[EXCERPTED PASSAGE — start]
The team equipped bats with wireless recording and imaging devices and tracked their flights and landings inside a spacious flight room. Bats often clustered in tight social groups and repeatedly visited a small set of preferred resting spots. Tracking data revealed that their flight paths and landing choices were far from random: individuals showed consistent preferences for particular locations and for specific social partners.
Analyzing hippocampal activity, researchers discovered that place neurons carried additional information in social settings. When a bat approached a landing site, the neurons’ firing patterns indicated whether another bat was already present. When another individual occupied the site, the same neurons often reflected the identity of that conspecific.
“This is one of the first demonstrations of identity representation outside of primates,” said Michael Yartsev, associate professor of bioengineering and neuroscience at UC Berkeley and senior author on the study. “The hippocampus still functions as a GPS, but it is also tuned to the social dynamics of the environment.”
[EXCERPTED PASSAGE — finish]
TASK DESCRIPTION>
Please reproduce word for word the stretch of the passage on bat hippocampal neurons from "Analyzing hippocampal activity, researchers" through "of that conspecific.".
[INFORMATION PROVIDED — start]
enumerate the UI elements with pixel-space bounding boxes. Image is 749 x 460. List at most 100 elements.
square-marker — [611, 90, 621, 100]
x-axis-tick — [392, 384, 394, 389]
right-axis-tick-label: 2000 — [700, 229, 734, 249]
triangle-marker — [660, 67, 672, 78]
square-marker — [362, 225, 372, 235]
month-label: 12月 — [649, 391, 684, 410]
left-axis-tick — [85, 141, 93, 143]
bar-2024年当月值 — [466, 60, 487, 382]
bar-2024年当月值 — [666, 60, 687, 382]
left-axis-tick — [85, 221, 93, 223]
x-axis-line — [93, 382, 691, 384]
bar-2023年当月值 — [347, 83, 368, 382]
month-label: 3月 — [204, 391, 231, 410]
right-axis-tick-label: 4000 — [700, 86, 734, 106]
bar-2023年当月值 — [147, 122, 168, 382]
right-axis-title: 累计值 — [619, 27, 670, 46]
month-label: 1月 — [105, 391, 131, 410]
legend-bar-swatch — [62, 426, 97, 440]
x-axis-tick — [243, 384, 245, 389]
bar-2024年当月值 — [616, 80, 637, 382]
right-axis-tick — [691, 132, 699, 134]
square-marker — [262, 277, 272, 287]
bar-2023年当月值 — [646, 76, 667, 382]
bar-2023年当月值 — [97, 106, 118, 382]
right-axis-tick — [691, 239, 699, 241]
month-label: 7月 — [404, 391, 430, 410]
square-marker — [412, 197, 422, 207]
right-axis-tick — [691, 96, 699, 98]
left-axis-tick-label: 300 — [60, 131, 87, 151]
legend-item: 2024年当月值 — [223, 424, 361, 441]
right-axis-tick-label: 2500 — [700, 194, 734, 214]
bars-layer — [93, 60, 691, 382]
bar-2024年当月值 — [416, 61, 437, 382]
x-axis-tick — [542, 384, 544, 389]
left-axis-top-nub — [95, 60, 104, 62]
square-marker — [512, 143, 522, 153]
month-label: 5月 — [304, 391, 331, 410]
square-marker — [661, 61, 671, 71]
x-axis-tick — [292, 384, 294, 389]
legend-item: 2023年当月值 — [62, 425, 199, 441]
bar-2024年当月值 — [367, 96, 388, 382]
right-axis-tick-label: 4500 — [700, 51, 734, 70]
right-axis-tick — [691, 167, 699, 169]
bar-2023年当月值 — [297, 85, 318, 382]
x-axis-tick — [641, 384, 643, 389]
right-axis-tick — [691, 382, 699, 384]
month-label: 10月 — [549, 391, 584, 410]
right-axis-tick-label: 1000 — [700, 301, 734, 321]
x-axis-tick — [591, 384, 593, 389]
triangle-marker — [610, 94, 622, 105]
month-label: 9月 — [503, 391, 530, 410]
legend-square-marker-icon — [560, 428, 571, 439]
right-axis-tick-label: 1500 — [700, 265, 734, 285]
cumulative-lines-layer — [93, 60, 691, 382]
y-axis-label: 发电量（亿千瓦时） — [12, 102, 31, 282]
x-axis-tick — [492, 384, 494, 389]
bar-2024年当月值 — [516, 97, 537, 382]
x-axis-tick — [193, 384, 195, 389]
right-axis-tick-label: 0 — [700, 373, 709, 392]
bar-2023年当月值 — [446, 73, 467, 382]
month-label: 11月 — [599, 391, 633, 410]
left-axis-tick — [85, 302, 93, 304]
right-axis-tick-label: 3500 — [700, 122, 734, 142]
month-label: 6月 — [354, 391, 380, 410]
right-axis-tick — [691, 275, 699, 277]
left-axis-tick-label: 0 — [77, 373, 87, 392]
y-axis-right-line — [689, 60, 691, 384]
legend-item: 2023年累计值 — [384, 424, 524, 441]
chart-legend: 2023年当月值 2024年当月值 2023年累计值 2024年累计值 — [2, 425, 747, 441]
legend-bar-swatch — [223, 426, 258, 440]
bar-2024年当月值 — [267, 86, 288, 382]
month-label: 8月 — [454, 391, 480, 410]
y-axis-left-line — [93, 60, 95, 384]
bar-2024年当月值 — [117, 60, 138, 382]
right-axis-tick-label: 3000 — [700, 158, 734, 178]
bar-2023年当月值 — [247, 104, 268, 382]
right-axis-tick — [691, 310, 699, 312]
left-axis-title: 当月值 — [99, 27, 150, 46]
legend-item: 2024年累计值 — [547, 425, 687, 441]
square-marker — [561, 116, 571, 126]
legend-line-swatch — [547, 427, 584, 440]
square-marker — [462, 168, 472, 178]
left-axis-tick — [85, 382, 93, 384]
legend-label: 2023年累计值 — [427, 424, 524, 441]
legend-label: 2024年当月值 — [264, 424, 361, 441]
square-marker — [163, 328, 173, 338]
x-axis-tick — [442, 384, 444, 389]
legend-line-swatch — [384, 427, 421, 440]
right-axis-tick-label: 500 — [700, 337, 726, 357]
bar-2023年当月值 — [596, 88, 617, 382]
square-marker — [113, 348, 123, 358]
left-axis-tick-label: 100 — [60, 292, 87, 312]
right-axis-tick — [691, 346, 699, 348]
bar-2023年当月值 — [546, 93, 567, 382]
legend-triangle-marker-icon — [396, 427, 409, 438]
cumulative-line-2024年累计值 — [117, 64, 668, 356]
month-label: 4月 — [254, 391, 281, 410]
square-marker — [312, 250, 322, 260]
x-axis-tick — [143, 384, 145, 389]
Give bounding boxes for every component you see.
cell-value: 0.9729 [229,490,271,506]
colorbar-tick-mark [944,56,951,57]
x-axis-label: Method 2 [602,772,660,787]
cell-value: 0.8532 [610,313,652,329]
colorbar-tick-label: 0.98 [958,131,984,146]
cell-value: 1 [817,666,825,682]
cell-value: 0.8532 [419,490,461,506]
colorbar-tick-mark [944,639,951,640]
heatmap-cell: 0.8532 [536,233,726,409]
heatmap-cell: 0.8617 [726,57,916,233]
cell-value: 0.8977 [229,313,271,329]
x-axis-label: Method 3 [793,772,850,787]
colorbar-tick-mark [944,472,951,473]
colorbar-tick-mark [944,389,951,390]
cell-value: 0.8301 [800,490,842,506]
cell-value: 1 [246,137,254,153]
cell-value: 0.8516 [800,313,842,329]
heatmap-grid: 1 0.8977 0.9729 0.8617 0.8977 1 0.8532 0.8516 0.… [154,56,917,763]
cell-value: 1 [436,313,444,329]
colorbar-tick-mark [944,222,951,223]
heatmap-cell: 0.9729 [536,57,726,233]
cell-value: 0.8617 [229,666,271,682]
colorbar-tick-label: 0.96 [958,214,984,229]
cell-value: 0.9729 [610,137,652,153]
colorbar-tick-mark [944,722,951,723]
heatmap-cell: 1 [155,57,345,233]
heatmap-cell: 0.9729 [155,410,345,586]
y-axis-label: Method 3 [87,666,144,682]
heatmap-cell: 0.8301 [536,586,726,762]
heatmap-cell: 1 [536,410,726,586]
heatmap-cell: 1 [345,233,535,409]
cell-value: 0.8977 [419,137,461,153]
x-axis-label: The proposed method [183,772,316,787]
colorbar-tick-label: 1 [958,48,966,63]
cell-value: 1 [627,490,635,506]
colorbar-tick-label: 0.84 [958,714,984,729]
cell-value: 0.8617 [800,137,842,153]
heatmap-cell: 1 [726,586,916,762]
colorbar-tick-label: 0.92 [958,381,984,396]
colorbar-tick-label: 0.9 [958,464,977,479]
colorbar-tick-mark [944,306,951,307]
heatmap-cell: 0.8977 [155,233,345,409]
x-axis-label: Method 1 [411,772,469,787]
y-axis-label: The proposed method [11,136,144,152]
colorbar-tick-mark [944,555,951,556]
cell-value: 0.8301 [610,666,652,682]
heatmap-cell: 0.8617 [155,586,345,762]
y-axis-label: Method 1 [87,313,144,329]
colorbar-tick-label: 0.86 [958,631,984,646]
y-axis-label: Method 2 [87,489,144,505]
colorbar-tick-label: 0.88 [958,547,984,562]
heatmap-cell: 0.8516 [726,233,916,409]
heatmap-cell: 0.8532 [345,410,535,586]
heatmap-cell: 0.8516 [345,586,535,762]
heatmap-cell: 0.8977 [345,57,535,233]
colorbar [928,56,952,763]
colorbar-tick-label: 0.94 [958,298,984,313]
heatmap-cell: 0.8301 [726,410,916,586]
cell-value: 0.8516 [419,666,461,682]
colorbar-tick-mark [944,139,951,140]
[INFORMATION PROVIDED — finish]
FINISHED EXERCISE>
Analyzing hippocampal activity, researchers discovered that place neurons carried additional information in social settings. When a bat approached a landing site, the neurons’ firing patterns indicated whether another bat was already present. When another individual occupied the site, the same neurons often reflected the identity of that conspecific.